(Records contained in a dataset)
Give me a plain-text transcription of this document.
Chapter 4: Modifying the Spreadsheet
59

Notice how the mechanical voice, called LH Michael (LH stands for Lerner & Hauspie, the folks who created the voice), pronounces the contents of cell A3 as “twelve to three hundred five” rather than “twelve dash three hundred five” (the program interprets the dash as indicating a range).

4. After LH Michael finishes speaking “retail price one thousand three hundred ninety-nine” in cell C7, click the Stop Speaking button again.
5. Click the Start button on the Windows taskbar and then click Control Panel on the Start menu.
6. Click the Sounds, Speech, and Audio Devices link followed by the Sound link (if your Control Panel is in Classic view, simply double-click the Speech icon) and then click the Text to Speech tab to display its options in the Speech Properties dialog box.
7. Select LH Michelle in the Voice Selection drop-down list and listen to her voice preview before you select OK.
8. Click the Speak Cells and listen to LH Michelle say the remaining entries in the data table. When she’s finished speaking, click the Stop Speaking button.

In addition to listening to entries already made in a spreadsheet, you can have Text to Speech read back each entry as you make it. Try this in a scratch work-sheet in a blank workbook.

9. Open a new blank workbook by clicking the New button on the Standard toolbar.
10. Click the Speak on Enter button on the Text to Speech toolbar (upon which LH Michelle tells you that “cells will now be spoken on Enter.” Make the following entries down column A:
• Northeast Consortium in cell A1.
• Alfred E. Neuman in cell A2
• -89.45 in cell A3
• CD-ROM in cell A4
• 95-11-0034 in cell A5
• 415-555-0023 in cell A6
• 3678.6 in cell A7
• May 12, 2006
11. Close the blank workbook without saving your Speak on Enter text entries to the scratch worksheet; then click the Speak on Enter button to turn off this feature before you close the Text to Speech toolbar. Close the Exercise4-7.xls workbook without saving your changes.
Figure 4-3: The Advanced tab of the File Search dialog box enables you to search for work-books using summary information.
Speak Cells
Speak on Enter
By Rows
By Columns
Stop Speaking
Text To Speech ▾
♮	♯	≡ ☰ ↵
...
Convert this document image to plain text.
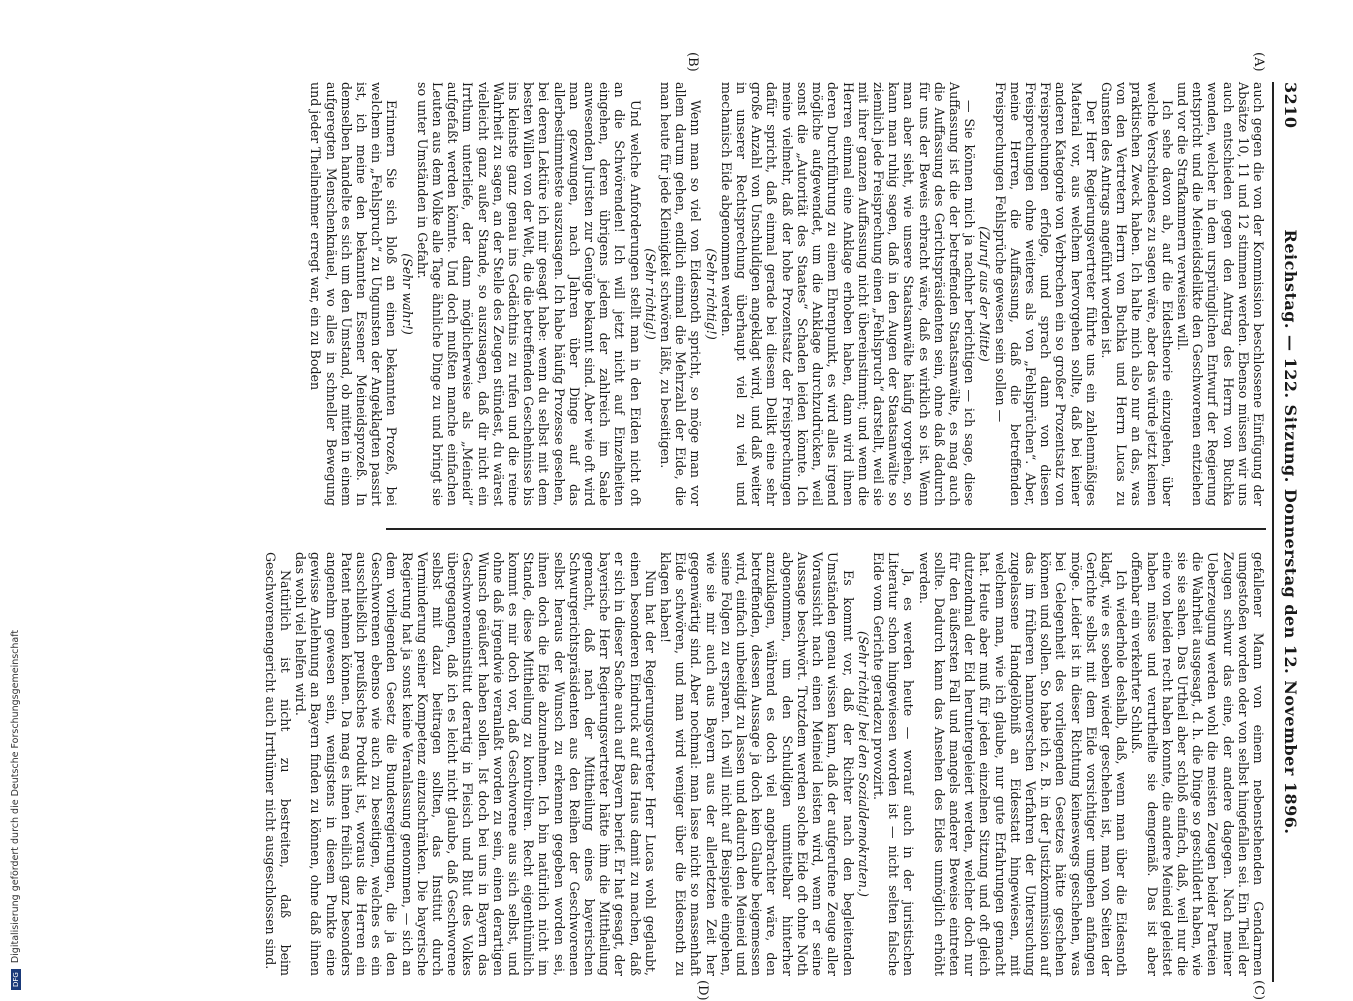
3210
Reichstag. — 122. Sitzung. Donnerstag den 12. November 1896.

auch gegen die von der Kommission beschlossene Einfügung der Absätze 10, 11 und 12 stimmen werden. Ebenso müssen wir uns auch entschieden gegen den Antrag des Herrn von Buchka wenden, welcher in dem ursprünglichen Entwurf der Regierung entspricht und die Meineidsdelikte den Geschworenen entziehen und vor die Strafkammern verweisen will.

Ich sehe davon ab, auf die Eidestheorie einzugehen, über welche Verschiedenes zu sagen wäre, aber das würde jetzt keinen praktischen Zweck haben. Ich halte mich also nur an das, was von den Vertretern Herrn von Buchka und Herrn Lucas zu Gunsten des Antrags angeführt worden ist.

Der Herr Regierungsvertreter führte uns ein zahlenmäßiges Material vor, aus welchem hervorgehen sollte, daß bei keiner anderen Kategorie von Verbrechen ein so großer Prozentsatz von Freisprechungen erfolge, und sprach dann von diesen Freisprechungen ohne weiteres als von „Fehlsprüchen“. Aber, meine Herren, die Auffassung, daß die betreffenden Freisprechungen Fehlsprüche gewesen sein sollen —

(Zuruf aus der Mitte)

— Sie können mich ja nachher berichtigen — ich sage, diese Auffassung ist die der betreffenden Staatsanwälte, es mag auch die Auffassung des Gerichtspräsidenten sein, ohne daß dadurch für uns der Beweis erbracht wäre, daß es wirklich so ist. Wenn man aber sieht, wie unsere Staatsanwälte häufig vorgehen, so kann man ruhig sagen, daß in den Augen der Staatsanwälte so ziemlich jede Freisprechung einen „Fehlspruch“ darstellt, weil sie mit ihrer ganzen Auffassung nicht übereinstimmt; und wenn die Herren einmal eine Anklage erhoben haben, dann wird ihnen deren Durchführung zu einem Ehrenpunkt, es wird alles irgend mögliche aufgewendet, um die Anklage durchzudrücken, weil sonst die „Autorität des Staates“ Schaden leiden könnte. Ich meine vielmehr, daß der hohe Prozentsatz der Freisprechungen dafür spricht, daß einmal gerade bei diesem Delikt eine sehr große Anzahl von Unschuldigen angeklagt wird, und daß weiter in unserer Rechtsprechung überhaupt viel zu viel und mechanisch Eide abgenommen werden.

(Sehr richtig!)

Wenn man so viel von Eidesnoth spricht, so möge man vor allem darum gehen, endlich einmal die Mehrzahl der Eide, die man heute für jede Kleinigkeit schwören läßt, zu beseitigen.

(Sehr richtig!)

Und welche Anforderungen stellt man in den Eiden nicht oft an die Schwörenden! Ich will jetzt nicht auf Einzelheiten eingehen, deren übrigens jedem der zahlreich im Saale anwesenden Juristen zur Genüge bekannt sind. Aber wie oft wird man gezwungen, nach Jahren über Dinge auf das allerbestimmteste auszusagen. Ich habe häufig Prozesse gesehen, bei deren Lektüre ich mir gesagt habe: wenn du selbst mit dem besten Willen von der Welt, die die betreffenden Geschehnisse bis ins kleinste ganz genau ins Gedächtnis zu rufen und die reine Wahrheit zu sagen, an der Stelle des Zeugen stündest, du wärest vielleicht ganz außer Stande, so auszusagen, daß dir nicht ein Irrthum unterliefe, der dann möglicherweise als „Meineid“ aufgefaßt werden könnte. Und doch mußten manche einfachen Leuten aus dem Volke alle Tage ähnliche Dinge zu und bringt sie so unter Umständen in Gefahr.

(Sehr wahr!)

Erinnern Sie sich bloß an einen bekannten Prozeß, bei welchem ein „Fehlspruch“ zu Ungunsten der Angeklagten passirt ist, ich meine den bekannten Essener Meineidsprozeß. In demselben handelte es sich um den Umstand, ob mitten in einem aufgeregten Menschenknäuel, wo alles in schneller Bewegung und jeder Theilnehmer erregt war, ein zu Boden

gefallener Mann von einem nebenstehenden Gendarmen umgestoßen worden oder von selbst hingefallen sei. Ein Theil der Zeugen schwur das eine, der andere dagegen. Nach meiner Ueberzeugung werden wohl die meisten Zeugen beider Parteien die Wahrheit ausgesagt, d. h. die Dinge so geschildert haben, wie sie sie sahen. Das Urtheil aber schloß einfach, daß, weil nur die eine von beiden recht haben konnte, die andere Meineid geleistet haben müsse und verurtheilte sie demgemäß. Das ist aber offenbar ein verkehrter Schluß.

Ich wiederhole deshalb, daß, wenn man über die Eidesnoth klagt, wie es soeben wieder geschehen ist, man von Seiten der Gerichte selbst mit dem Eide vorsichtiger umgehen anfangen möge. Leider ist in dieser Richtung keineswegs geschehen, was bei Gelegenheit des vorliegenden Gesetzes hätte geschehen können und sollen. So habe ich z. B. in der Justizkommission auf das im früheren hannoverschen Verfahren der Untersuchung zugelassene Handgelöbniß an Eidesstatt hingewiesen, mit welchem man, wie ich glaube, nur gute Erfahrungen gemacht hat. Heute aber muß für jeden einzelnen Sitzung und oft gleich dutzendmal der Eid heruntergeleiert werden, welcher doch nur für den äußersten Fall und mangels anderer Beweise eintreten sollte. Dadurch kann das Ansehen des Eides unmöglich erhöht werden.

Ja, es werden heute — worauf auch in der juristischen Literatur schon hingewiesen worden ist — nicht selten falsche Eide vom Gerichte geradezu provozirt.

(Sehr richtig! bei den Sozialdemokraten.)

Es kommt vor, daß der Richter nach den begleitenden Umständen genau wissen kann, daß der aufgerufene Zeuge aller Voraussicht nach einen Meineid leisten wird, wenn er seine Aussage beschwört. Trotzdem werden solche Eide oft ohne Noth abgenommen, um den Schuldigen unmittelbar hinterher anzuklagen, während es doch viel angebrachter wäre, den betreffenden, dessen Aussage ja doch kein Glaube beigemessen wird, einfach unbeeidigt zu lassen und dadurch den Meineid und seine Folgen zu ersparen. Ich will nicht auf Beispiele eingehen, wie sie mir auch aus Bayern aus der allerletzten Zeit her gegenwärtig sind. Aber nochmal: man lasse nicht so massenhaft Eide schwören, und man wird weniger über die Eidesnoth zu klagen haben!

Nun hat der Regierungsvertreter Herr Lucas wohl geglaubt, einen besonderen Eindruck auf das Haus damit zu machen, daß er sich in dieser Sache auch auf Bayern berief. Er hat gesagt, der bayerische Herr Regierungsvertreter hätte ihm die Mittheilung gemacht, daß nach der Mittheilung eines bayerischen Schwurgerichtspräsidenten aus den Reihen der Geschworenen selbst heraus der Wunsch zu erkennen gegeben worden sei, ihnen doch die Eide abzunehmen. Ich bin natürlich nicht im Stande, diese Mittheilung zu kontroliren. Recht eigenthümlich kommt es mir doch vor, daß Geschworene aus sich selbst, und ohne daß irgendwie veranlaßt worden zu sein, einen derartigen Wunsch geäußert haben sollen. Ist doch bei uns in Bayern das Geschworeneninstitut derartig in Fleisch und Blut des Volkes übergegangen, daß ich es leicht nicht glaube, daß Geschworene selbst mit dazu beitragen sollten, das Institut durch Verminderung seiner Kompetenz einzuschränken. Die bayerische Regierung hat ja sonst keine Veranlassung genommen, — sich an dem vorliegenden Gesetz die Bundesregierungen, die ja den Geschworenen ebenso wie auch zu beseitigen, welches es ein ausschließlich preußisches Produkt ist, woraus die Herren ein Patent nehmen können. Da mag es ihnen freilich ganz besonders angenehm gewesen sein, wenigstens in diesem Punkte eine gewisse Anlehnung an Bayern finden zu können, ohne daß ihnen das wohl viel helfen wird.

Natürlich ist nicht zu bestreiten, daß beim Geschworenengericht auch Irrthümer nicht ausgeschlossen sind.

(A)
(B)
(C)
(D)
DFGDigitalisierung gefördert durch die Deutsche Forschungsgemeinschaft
---
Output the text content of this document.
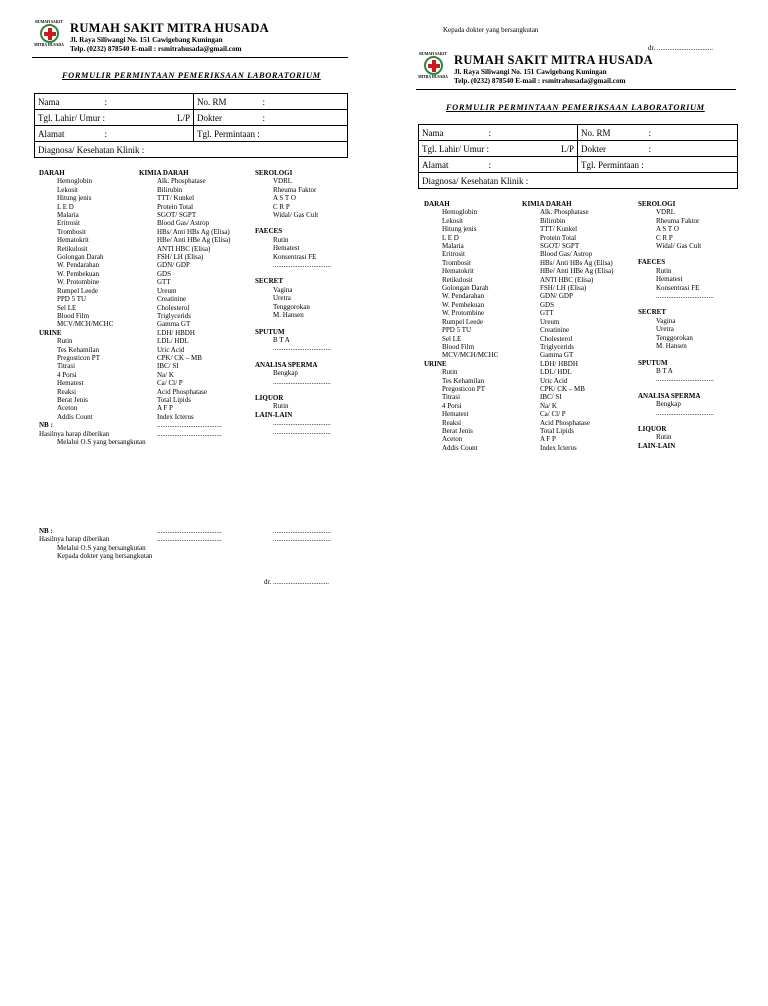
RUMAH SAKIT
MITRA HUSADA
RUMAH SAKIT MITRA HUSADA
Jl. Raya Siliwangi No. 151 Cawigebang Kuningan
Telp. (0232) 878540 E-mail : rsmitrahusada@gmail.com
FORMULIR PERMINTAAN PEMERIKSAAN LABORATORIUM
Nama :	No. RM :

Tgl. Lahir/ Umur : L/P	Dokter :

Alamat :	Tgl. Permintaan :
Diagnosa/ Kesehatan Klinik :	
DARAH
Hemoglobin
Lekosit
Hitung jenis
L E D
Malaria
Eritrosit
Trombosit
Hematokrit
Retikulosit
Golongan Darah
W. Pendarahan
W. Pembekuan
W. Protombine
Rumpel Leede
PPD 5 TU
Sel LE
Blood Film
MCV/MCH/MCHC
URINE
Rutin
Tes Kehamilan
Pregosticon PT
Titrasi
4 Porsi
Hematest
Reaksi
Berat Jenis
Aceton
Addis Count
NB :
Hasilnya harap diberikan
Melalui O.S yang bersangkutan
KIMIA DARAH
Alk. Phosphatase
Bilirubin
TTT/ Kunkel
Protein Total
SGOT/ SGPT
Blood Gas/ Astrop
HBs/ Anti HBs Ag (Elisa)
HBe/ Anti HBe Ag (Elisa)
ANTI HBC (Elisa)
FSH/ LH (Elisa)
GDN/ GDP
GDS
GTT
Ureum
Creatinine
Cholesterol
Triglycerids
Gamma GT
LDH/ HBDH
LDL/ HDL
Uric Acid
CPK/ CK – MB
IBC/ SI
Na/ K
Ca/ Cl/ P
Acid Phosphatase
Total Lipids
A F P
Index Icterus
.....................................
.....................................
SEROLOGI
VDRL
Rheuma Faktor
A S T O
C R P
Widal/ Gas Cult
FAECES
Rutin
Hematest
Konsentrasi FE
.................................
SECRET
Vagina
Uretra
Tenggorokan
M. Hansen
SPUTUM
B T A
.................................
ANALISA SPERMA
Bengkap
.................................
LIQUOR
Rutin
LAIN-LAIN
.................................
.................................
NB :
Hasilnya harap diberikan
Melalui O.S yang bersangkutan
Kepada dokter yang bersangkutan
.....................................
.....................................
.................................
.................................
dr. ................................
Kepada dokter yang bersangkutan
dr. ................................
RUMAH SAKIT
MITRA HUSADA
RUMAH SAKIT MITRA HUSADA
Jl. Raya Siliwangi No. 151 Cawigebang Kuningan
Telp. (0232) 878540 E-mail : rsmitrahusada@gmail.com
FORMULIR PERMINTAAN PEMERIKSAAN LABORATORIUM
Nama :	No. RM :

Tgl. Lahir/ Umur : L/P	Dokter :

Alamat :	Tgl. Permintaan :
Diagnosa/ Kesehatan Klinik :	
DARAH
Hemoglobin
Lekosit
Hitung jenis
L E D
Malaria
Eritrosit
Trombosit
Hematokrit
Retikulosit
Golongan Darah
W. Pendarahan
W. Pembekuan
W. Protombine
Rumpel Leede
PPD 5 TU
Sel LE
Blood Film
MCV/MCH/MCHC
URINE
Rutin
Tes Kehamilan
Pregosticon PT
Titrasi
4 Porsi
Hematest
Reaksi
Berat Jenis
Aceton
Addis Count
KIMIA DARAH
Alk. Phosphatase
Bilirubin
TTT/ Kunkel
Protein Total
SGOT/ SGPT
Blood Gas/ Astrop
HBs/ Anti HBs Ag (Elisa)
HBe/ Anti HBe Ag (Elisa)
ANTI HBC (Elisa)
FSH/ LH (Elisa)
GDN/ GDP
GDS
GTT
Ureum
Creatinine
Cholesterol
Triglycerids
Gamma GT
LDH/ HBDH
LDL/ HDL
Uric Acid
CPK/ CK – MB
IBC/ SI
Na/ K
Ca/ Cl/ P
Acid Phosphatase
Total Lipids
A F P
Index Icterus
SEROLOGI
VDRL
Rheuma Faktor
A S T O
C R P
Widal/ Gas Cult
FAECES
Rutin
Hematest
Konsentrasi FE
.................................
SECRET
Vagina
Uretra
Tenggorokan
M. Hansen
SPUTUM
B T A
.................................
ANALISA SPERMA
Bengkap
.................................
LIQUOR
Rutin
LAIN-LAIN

# DIRECTIONS FOR THIS TASK
Wherever a line holds the word "down", copy that line out of the entries above.

# FINISHED EXERCISE
7. Select LH Michelle in the Voice Selection drop-down list and listen to her voice preview before you select OK.
10. Click the Speak on Enter button on the Text to Speech toolbar (upon which LH Michelle tells you that “cells will now be spoken on Enter.” Make the following entries down column A:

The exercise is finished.